§ **What to work on**
Give the data a second time, exactly and in full.

§ **Supplied data**
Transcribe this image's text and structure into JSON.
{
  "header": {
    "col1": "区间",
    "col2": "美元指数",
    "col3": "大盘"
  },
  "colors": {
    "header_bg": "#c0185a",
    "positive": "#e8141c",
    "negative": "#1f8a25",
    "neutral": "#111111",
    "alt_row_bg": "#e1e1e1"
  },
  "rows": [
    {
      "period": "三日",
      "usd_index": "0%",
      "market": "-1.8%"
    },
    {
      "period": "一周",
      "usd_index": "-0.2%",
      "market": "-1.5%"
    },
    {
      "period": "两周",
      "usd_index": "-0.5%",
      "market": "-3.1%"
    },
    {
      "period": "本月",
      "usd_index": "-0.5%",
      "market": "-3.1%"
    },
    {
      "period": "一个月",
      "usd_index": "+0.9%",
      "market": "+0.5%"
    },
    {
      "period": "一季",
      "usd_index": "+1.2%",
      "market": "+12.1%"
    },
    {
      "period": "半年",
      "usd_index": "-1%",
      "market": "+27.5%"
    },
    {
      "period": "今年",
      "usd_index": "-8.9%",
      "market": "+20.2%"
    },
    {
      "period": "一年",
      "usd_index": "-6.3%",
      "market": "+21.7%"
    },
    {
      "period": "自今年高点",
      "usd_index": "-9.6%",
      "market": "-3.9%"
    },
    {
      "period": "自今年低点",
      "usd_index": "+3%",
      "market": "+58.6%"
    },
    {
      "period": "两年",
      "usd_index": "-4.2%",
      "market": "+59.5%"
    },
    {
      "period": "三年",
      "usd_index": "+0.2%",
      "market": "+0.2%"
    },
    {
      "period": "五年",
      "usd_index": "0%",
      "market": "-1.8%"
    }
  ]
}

§ **Correct output**
Transcribe this image's text and structure into JSON.
{
  "header": {
    "col1": "区间",
    "col2": "美元指数",
    "col3": "大盘"
  },
  "colors": {
    "header_bg": "#c0185a",
    "positive": "#e8141c",
    "negative": "#1f8a25",
    "neutral": "#111111",
    "alt_row_bg": "#e1e1e1"
  },
  "rows": [
    {
      "period": "三日",
      "usd_index": "0%",
      "market": "-1.8%"
    },
    {
      "period": "一周",
      "usd_index": "-0.2%",
      "market": "-1.5%"
    },
    {
      "period": "两周",
      "usd_index": "-0.5%",
      "market": "-3.1%"
    },
    {
      "period": "本月",
      "usd_index": "-0.5%",
      "market": "-3.1%"
    },
    {
      "period": "一个月",
      "usd_index": "+0.9%",
      "market": "+0.5%"
    },
    {
      "period": "一季",
      "usd_index": "+1.2%",
      "market": "+12.1%"
    },
    {
      "period": "半年",
      "usd_index": "-1%",
      "market": "+27.5%"
    },
    {
      "period": "今年",
      "usd_index": "-8.9%",
      "market": "+20.2%"
    },
    {
      "period": "一年",
      "usd_index": "-6.3%",
      "market": "+21.7%"
    },
    {
      "period": "自今年高点",
      "usd_index": "-9.6%",
      "market": "-3.9%"
    },
    {
      "period": "自今年低点",
      "usd_index": "+3%",
      "market": "+58.6%"
    },
    {
      "period": "两年",
      "usd_index": "-4.2%",
      "market": "+59.5%"
    },
    {
      "period": "三年",
      "usd_index": "+0.2%",
      "market": "+0.2%"
    },
    {
      "period": "五年",
      "usd_index": "0%",
      "market": "-1.8%"
    }
  ]
}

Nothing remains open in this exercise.